Look through the listing below for the string "Total". Say how many lines hold it, and nothing else.

(Provided material):
----------
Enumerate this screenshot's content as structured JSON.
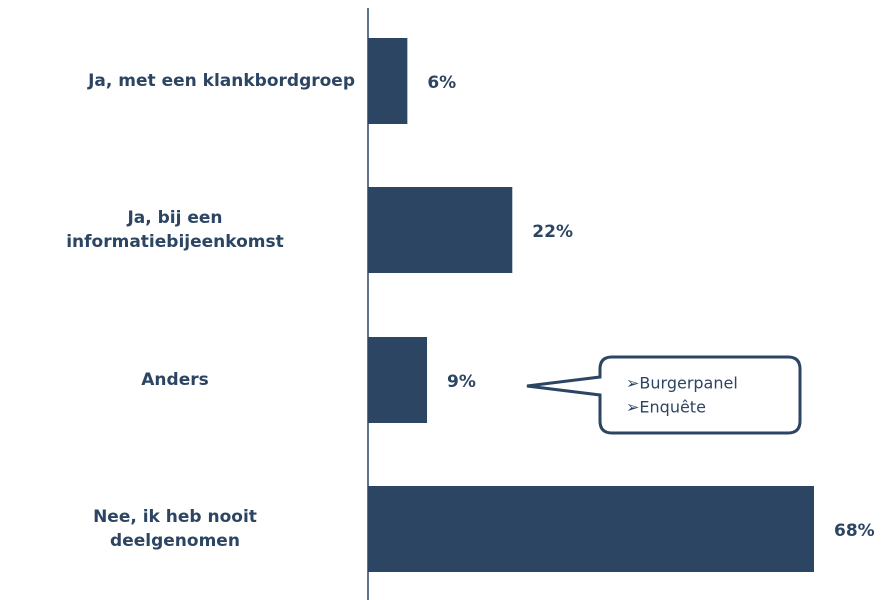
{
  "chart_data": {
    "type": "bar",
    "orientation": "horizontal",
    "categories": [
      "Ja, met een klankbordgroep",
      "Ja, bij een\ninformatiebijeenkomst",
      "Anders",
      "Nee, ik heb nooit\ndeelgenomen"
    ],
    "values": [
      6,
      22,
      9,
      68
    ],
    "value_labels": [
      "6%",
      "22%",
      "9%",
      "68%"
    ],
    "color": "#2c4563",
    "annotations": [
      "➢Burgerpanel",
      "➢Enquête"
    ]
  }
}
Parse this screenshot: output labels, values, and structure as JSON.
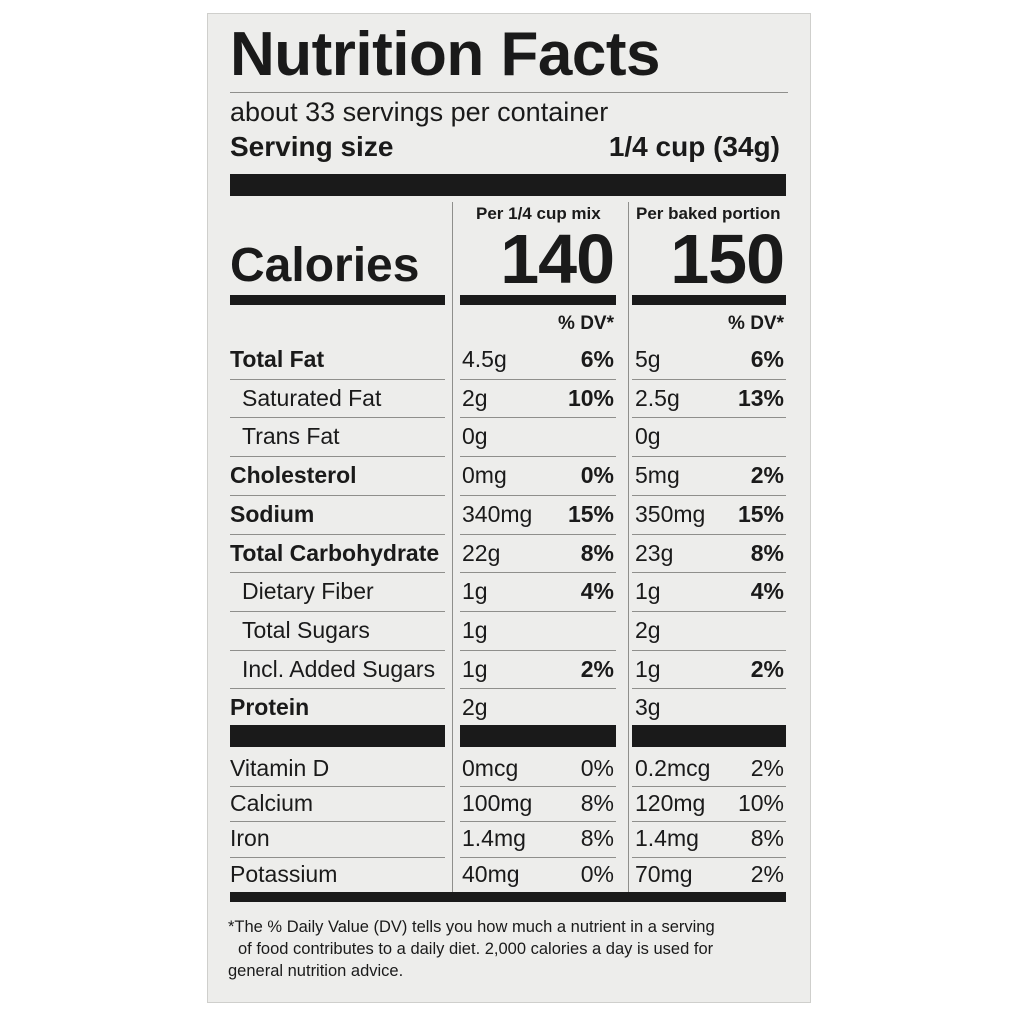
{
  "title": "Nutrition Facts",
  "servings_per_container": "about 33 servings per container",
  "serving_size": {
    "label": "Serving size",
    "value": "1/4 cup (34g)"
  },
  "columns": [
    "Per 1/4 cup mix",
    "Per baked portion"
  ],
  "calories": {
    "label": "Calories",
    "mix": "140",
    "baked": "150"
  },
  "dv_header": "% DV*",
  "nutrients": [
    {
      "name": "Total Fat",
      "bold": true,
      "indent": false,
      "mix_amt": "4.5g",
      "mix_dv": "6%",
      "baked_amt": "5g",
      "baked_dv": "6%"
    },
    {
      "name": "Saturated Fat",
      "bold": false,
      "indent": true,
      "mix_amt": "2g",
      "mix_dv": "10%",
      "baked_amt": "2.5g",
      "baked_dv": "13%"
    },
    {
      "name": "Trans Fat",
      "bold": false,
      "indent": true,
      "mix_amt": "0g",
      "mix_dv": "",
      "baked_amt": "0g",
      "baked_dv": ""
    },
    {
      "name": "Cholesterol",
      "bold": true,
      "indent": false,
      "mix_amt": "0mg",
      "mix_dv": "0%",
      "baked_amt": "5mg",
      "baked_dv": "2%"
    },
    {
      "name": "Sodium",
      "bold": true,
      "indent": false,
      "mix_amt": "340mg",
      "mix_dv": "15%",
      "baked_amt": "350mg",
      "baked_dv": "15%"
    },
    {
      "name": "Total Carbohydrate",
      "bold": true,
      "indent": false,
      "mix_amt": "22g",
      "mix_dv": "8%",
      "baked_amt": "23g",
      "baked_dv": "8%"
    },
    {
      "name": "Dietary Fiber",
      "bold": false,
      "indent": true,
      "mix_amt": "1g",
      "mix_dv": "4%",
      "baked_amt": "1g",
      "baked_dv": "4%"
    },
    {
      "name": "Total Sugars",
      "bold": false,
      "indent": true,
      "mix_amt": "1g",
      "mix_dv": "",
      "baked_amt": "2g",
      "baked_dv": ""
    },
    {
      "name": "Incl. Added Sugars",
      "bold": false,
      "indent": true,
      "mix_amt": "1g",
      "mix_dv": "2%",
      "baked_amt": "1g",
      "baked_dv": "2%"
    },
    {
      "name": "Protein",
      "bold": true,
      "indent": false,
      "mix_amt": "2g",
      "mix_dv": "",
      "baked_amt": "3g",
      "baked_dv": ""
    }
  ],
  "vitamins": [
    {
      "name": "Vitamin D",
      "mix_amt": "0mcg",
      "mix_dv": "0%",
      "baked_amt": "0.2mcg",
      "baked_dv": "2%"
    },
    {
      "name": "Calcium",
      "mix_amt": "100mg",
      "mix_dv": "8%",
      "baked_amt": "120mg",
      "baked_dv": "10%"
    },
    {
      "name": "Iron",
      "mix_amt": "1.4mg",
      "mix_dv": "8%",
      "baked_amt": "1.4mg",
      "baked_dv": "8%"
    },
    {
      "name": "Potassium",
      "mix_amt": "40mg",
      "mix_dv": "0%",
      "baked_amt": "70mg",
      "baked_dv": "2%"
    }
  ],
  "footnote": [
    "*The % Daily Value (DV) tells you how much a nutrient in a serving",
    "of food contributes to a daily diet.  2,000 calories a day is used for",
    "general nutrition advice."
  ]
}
----------
(Exercise output): 3